» Work instructions:
Gather the lines from the material that contain "JSON".

» Dataset entries:

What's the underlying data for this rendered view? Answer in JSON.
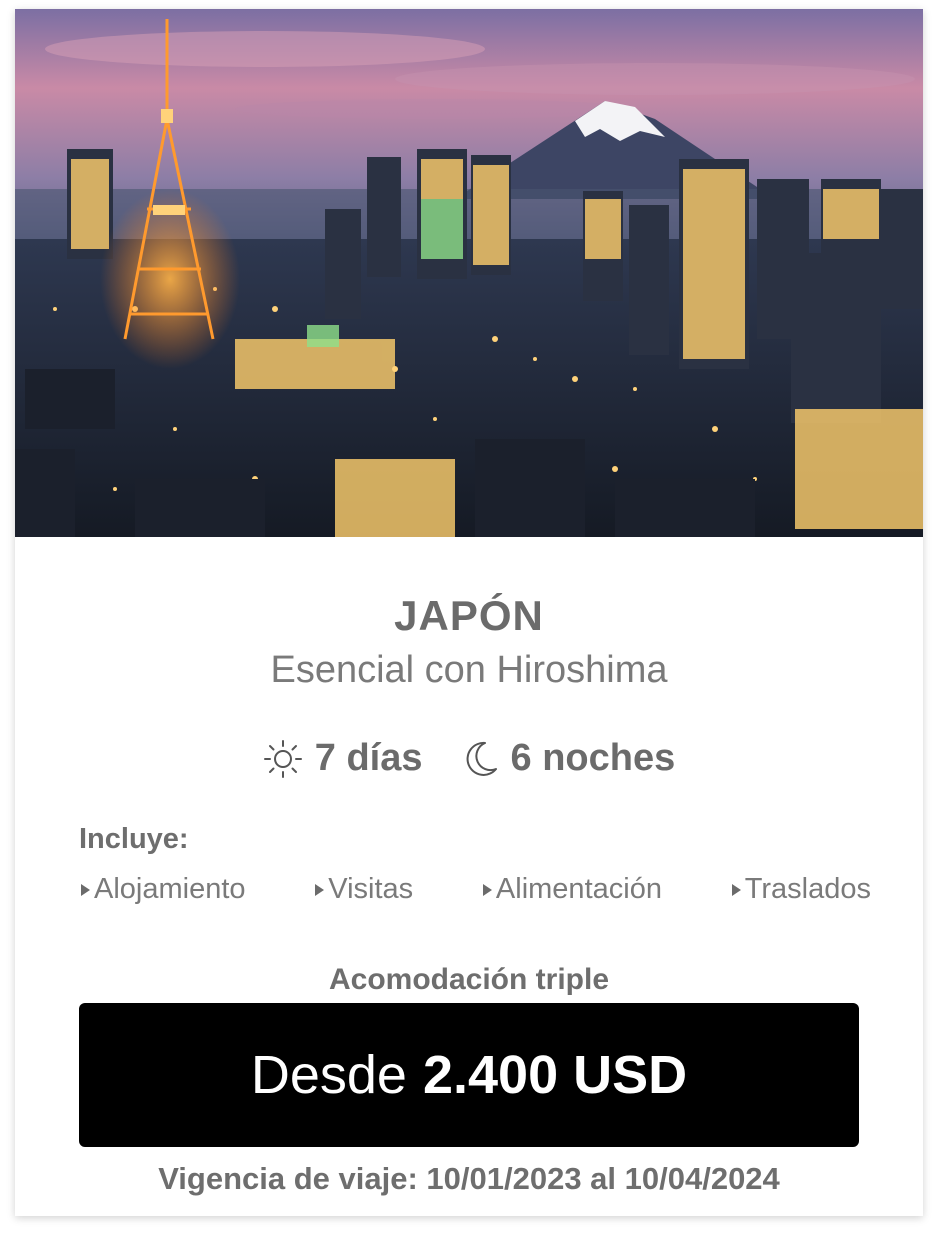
{
  "destination": {
    "title": "JAPÓN",
    "subtitle": "Esencial con Hiroshima"
  },
  "duration": {
    "days": "7 días",
    "nights": "6 noches",
    "days_icon": "sun-icon",
    "nights_icon": "moon-icon"
  },
  "includes": {
    "label": "Incluye:",
    "items": [
      "Alojamiento",
      "Visitas",
      "Alimentación",
      "Traslados"
    ]
  },
  "accommodation": "Acomodación triple",
  "price": {
    "prefix": "Desde",
    "value": "2.400 USD"
  },
  "validity": "Vigencia de viaje: 10/01/2023 al 10/04/2024",
  "colors": {
    "text_gray": "#6b6b6b",
    "price_bg": "#000000",
    "price_text": "#ffffff"
  }
}
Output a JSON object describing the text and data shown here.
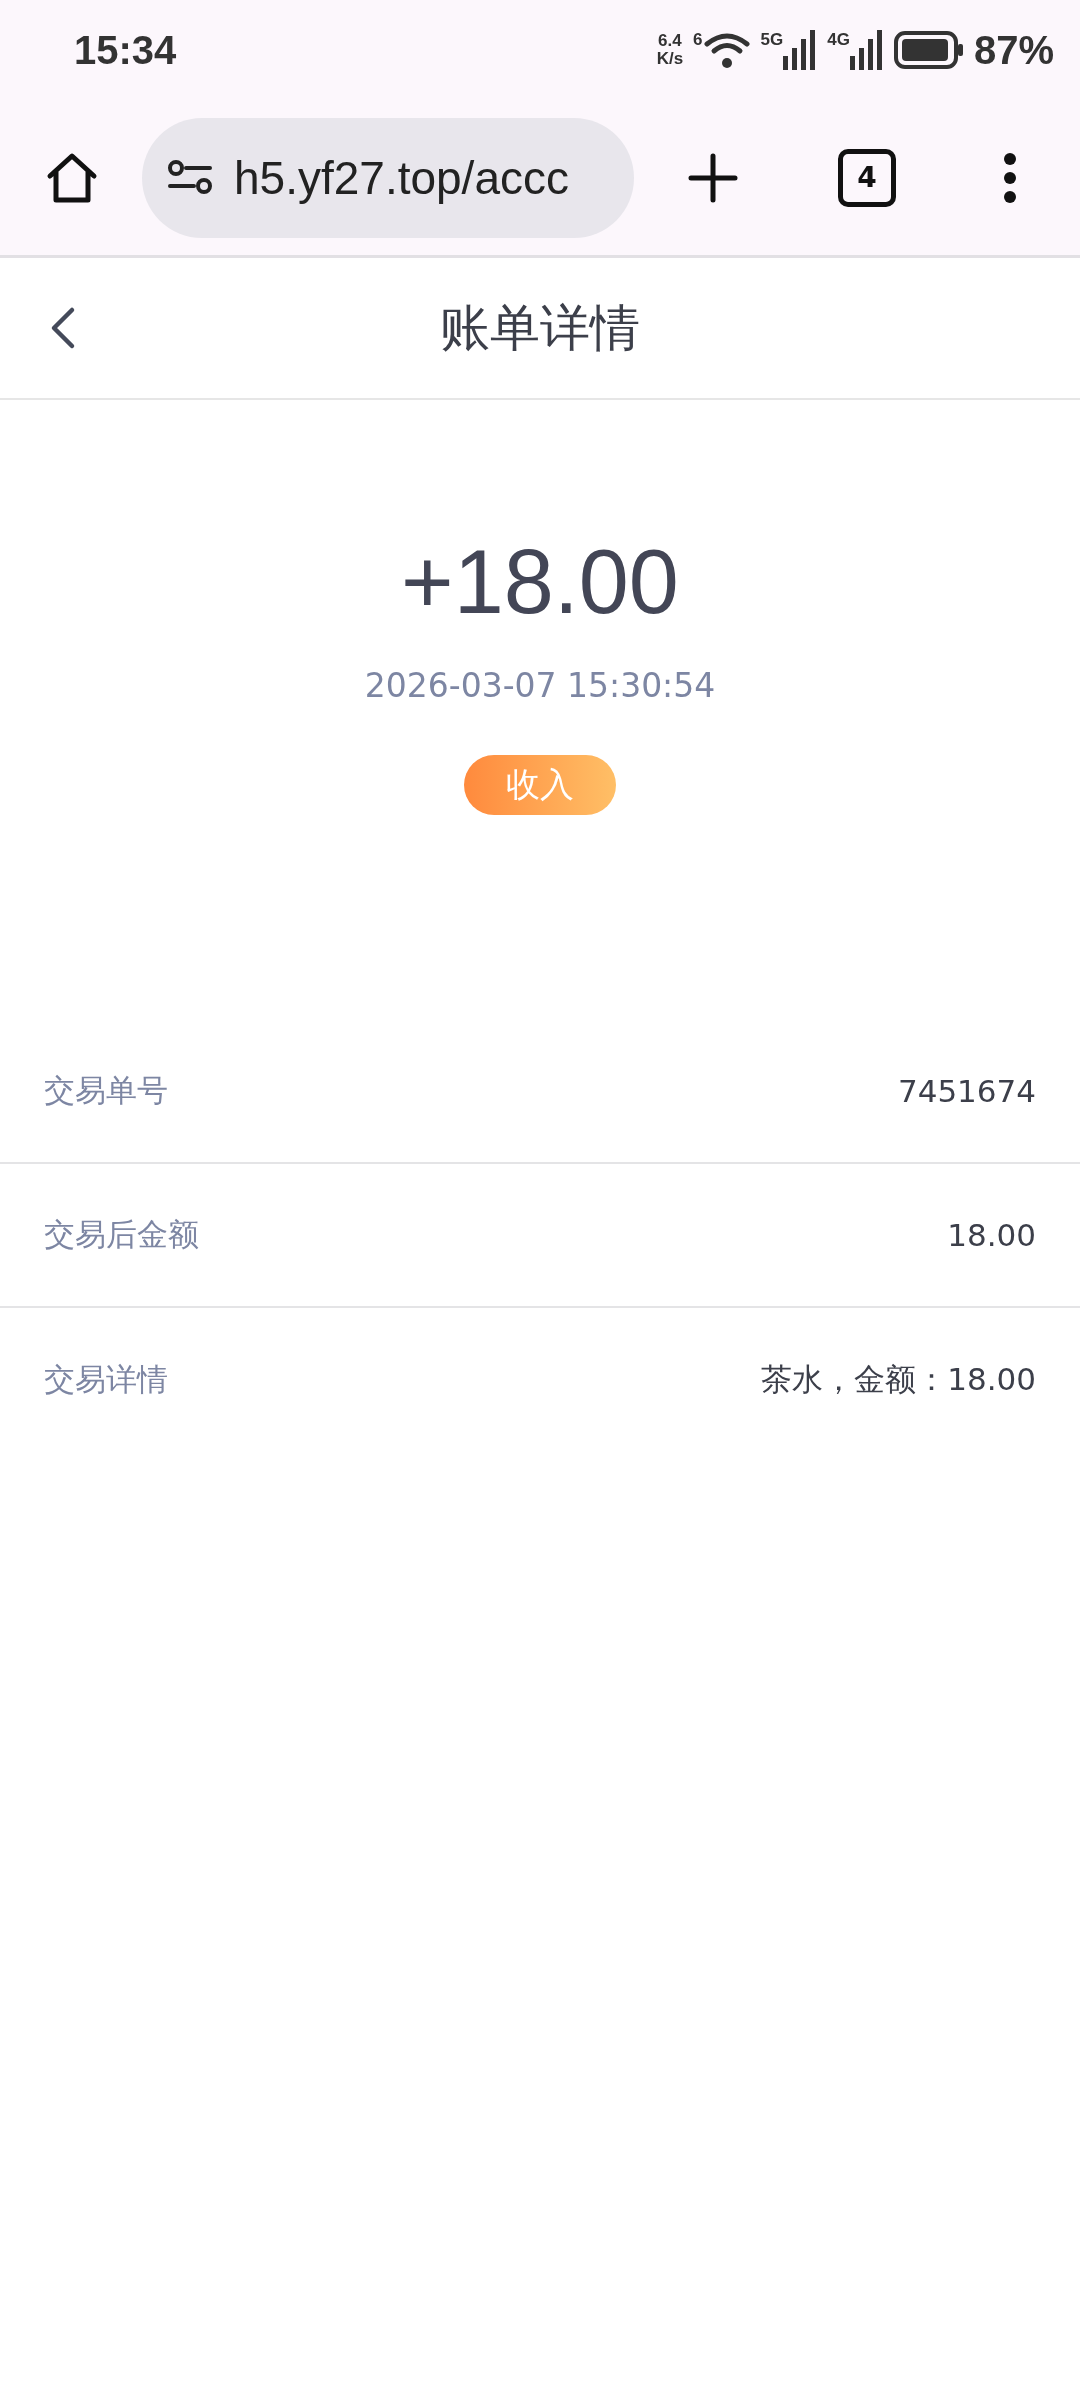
{
  "status_bar": {
    "time": "15:34",
    "net_speed_value": "6.4",
    "net_speed_unit": "K/s",
    "wifi_label": "6",
    "sim1_label": "5G",
    "sim2_label": "4G",
    "battery_level": "87%"
  },
  "browser": {
    "url": "h5.yf27.top/accc",
    "tab_count": "4"
  },
  "header": {
    "title": "账单详情"
  },
  "summary": {
    "amount": "+18.00",
    "time": "2026-03-07 15:30:54",
    "badge": {
      "label": "收入",
      "kind": "income"
    }
  },
  "details": [
    {
      "label": "交易单号",
      "value": "7451674"
    },
    {
      "label": "交易后金额",
      "value": "18.00"
    },
    {
      "label": "交易详情",
      "value": "茶水，金额：18.00"
    }
  ]
}
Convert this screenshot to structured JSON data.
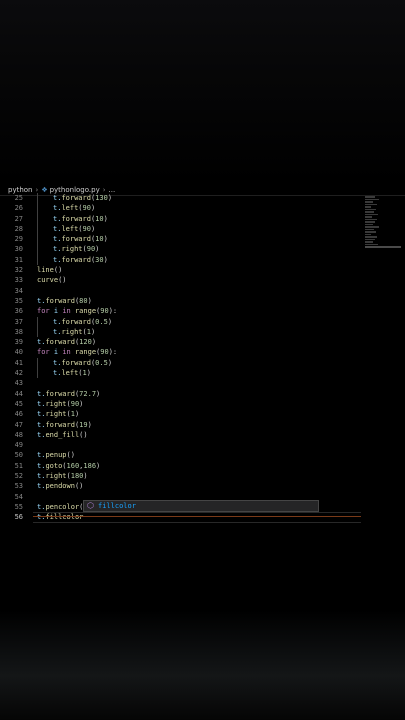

» Solution to this exercise:
What's the underlying data for this rendered view? Answer in JSON.
Output a JSON object describing the text and data shown here.
Convert this screenshot to structured JSON data.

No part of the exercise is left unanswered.